• _What you should do_:
Copy out word for word the lines of the listing starting at the line containing "- y-tick-label: 10000: [51, 42, 99, 60]" and ending at the line containing "- series-line-4: [110, 151, 606, 243]", including both of those lines.

[Layout records]
※ ※ ※
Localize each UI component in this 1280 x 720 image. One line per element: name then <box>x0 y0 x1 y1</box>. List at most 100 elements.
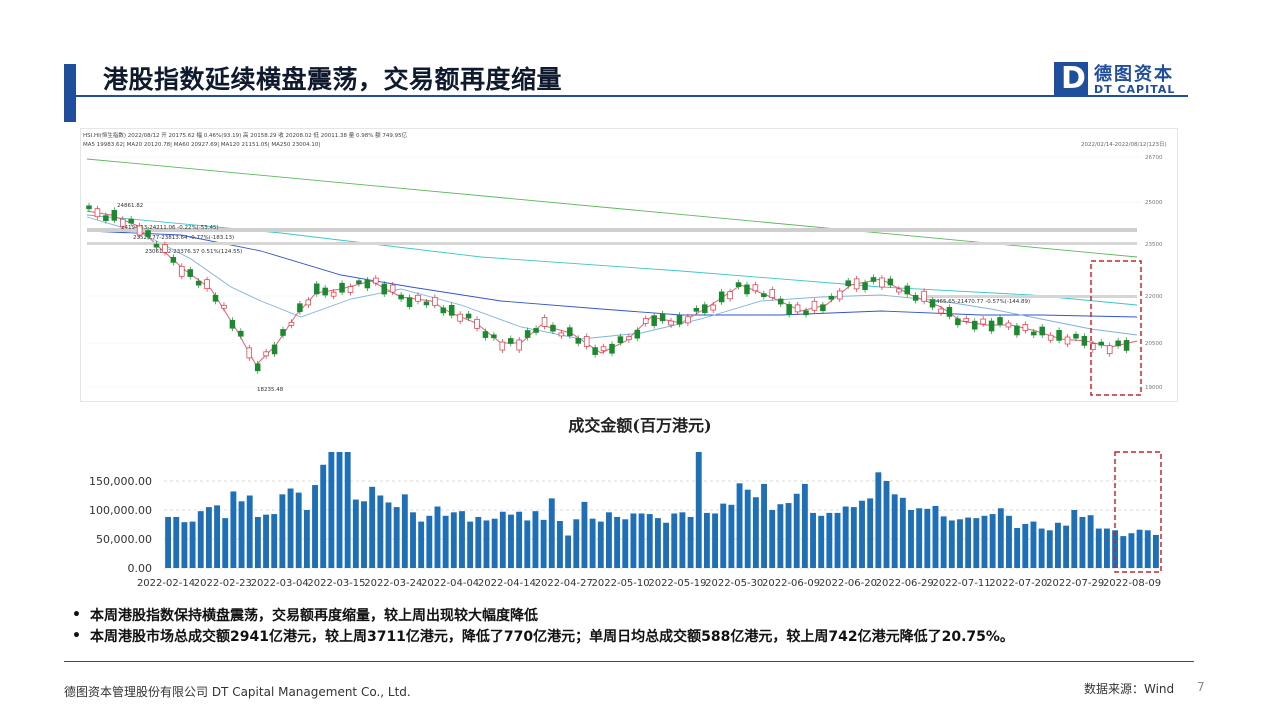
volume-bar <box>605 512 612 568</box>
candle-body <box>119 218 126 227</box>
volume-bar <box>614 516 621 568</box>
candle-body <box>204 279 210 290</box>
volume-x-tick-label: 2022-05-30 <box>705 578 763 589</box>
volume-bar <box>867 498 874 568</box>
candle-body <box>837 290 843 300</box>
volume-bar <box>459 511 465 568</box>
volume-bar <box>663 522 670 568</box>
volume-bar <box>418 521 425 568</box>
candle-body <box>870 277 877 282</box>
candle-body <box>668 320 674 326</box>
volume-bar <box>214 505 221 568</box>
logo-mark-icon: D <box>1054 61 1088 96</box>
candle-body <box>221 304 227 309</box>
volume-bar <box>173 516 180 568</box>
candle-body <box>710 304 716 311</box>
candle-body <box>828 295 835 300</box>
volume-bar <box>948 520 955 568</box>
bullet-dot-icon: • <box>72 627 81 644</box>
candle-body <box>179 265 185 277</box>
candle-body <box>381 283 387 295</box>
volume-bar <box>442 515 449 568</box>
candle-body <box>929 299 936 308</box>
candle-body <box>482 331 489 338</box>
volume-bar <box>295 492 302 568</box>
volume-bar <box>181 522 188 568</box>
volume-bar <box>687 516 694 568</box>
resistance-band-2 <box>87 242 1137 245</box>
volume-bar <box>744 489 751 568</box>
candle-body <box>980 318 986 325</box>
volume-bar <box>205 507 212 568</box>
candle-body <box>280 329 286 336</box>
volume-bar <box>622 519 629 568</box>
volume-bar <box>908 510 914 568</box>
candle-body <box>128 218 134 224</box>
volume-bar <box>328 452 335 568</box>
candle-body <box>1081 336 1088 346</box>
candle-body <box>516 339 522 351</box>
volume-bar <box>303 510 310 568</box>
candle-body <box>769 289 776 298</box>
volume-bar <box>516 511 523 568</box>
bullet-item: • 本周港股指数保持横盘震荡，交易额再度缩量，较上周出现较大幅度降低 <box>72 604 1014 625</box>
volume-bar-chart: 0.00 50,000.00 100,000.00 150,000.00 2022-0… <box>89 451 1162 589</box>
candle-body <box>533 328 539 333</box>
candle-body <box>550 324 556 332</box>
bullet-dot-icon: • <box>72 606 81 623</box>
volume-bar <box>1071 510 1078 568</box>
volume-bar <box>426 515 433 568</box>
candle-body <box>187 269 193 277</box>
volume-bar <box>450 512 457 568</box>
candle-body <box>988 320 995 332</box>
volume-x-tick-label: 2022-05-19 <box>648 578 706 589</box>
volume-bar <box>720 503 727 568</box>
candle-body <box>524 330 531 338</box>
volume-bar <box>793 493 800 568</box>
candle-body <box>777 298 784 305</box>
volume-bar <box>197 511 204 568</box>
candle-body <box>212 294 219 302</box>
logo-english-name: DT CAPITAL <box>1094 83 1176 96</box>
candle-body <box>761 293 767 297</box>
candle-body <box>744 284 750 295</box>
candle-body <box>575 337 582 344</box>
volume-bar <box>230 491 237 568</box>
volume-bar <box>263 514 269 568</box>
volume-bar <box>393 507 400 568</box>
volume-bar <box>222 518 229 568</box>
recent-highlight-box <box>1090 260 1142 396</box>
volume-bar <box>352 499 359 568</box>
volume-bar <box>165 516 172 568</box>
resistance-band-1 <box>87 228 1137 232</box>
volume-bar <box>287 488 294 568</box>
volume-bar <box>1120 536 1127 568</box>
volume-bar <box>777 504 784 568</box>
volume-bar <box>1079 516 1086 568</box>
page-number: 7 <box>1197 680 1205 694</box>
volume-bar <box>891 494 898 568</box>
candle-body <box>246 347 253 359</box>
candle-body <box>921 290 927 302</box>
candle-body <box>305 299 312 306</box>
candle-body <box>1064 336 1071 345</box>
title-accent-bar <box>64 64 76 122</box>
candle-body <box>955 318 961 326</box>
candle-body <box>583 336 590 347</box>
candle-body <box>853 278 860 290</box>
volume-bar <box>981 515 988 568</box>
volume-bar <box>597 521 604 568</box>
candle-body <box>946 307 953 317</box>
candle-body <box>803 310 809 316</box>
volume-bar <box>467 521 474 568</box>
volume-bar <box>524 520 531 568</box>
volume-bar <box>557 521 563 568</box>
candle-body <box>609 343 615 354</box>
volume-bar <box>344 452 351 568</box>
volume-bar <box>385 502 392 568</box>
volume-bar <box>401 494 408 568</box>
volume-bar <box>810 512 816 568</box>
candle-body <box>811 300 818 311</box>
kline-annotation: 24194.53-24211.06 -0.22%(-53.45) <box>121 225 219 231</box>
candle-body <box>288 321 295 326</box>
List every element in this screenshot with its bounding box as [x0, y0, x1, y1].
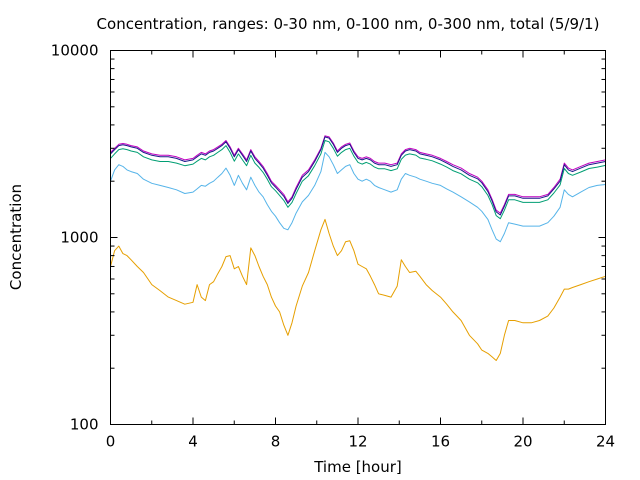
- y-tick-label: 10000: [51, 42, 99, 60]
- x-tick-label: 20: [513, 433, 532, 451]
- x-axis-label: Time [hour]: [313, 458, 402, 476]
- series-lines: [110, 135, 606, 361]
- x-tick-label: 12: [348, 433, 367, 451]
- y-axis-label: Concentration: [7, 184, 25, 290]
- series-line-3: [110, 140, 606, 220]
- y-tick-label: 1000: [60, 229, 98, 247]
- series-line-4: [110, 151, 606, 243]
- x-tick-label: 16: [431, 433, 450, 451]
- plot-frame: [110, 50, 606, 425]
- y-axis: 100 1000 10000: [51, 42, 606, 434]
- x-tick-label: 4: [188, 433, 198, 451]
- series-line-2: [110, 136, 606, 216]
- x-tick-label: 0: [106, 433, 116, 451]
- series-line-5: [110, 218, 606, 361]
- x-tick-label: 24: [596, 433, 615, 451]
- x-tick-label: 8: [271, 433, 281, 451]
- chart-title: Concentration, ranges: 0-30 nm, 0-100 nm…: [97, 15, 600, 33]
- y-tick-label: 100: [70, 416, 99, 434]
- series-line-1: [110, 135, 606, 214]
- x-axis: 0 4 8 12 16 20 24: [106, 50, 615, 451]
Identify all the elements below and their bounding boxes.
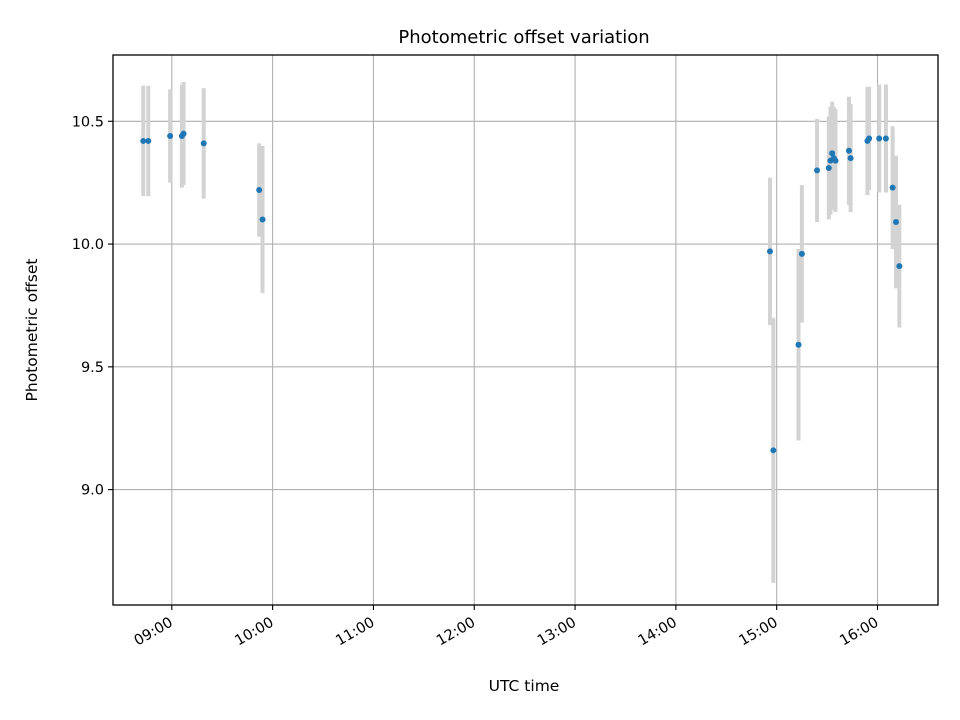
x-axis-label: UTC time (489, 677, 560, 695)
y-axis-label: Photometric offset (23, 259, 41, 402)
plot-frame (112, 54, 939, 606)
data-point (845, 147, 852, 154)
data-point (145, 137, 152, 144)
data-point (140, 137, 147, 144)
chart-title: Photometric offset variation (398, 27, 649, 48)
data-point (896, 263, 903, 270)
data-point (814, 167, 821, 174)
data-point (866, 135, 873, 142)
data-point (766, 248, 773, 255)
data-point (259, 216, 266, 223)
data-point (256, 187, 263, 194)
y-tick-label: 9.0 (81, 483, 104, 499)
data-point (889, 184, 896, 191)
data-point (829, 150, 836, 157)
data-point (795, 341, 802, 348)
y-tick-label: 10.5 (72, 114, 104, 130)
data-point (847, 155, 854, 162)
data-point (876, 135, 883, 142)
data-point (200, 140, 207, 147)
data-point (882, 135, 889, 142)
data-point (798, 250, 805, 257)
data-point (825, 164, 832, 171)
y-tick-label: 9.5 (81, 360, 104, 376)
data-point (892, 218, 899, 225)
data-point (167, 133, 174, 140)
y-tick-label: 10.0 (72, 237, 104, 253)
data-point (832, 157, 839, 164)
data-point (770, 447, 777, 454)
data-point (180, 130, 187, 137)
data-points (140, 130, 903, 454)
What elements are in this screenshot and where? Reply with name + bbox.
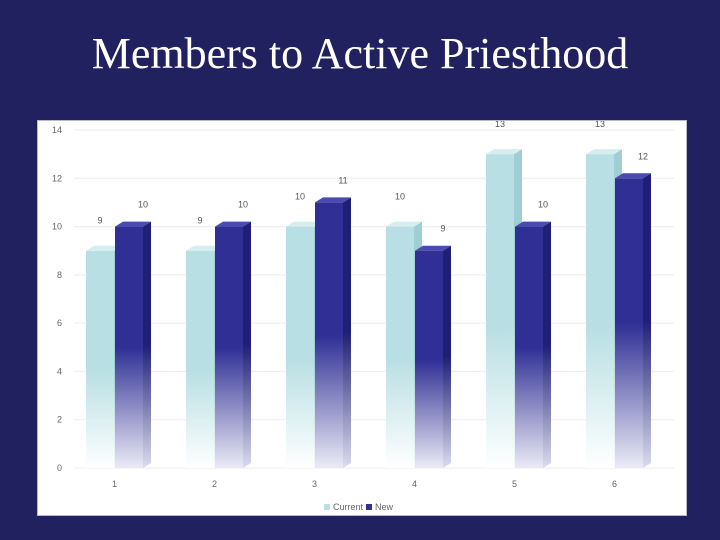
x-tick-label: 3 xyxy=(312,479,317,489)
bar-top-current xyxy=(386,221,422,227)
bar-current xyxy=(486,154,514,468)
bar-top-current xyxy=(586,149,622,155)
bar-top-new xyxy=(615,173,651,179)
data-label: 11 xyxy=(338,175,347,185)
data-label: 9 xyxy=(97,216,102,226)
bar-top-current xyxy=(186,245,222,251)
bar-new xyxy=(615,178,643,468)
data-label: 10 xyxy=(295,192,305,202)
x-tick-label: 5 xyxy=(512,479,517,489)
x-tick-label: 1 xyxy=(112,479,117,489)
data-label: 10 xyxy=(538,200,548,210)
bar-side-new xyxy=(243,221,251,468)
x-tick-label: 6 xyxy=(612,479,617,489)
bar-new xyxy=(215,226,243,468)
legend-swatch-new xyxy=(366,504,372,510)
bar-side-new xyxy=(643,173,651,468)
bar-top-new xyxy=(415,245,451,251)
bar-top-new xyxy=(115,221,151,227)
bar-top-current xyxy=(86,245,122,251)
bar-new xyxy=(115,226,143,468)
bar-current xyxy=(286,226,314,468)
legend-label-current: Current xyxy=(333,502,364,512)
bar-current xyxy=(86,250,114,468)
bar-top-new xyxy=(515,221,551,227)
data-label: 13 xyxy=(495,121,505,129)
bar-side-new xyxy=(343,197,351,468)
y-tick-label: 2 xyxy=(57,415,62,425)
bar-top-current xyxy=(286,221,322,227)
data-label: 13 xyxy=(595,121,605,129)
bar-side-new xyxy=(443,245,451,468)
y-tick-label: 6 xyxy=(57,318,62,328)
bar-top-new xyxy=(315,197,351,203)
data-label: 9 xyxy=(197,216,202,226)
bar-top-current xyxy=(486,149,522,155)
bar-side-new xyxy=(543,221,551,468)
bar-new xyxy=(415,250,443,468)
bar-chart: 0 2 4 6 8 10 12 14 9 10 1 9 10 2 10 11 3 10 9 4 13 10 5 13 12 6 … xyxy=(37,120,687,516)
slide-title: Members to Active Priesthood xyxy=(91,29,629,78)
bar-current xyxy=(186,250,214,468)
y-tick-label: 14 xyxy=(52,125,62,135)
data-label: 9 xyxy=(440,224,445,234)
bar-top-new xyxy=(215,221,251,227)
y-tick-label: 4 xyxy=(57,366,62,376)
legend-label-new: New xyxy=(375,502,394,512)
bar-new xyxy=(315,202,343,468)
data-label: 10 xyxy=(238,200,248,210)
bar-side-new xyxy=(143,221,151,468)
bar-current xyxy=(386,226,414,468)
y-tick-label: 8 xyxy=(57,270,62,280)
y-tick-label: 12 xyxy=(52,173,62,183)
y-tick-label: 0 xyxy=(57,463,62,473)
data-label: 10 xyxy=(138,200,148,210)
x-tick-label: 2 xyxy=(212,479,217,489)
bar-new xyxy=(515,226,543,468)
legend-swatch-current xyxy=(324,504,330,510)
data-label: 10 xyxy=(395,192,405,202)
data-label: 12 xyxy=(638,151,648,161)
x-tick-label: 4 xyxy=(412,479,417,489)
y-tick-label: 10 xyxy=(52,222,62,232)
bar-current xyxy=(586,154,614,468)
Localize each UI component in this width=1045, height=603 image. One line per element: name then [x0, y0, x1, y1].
※ ※ ※
• _Exercise result_:
- y-tick-label: 10000: [51, 42, 99, 60]
- x-tick-label: 20: [513, 433, 532, 451]
- x-axis-label: Time [hour]: [313, 458, 402, 476]
- series-lines: [110, 135, 606, 361]
- x-tick-label: 12: [348, 433, 367, 451]
- y-axis-label: Concentration: [7, 184, 25, 290]
- series-line-3: [110, 140, 606, 220]
- y-tick-label: 1000: [60, 229, 98, 247]
- series-line-4: [110, 151, 606, 243]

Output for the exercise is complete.